▶ WRITTEN REQUEST
Set down each record exactly as written.
>>>>
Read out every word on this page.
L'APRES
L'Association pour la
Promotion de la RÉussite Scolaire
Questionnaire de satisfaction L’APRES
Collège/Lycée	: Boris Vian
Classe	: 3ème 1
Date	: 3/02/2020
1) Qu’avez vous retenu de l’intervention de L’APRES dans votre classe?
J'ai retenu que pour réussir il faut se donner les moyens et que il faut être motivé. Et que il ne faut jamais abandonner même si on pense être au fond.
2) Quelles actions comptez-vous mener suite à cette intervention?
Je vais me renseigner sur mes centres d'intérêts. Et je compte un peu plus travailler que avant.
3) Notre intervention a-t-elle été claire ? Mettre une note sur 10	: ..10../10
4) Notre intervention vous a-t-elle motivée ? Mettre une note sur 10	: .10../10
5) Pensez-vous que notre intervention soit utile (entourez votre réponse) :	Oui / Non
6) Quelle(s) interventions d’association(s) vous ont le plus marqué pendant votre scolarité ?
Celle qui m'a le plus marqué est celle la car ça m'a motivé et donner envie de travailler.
<<<<
▶ ANSWER TO THIS TASK
Read out every word on this page.
L'APRES
L'Association pour la
Promotion de la RÉussite Scolaire
Questionnaire de satisfaction L’APRES
Collège/Lycée	: Boris Vian
Classe	: 3ème 1
Date	: 3/02/2020
1) Qu’avez vous retenu de l’intervention de L’APRES dans votre classe?
J'ai retenu que pour réussir il faut se donner les moyens et que il faut être motivé. Et que il ne faut jamais abandonner même si on pense être au fond.
2) Quelles actions comptez-vous mener suite à cette intervention?
Je vais me renseigner sur mes centres d'intérêts. Et je compte un peu plus travailler que avant.
3) Notre intervention a-t-elle été claire ? Mettre une note sur 10	: ..10../10
4) Notre intervention vous a-t-elle motivée ? Mettre une note sur 10	: .10../10
5) Pensez-vous que notre intervention soit utile (entourez votre réponse) :	Oui / Non
6) Quelle(s) interventions d’association(s) vous ont le plus marqué pendant votre scolarité ?
Celle qui m'a le plus marqué est celle la car ça m'a motivé et donner envie de travailler.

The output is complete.